■ **DIRECTIONS**:
Quote all of the data below exactly, please.

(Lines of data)
_ _ _ _
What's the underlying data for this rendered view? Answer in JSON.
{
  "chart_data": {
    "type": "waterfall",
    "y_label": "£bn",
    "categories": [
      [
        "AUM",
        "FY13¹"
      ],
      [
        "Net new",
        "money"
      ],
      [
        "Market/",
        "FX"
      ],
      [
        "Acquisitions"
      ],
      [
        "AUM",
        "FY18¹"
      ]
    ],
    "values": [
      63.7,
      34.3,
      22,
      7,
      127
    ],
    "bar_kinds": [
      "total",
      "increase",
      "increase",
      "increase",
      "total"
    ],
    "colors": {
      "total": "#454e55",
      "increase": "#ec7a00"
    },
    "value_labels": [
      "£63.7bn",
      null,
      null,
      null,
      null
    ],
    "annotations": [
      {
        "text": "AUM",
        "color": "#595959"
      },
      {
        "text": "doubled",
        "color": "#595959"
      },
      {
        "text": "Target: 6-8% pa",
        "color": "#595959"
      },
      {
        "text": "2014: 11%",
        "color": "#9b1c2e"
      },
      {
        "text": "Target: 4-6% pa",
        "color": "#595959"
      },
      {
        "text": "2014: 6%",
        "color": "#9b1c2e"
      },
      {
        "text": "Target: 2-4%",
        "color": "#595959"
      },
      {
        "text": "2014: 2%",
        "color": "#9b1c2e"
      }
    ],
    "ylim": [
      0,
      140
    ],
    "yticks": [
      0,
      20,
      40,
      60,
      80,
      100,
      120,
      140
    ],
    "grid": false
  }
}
_ _ _ _
■ **THE ANSWER**:
What's the underlying data for this rendered view? Answer in JSON.
{
  "chart_data": {
    "type": "waterfall",
    "y_label": "£bn",
    "categories": [
      [
        "AUM",
        "FY13¹"
      ],
      [
        "Net new",
        "money"
      ],
      [
        "Market/",
        "FX"
      ],
      [
        "Acquisitions"
      ],
      [
        "AUM",
        "FY18¹"
      ]
    ],
    "values": [
      63.7,
      34.3,
      22,
      7,
      127
    ],
    "bar_kinds": [
      "total",
      "increase",
      "increase",
      "increase",
      "total"
    ],
    "colors": {
      "total": "#454e55",
      "increase": "#ec7a00"
    },
    "value_labels": [
      "£63.7bn",
      null,
      null,
      null,
      null
    ],
    "annotations": [
      {
        "text": "AUM",
        "color": "#595959"
      },
      {
        "text": "doubled",
        "color": "#595959"
      },
      {
        "text": "Target: 6-8% pa",
        "color": "#595959"
      },
      {
        "text": "2014: 11%",
        "color": "#9b1c2e"
      },
      {
        "text": "Target: 4-6% pa",
        "color": "#595959"
      },
      {
        "text": "2014: 6%",
        "color": "#9b1c2e"
      },
      {
        "text": "Target: 2-4%",
        "color": "#595959"
      },
      {
        "text": "2014: 2%",
        "color": "#9b1c2e"
      }
    ],
    "ylim": [
      0,
      140
    ],
    "yticks": [
      0,
      20,
      40,
      60,
      80,
      100,
      120,
      140
    ],
    "grid": false
  }
}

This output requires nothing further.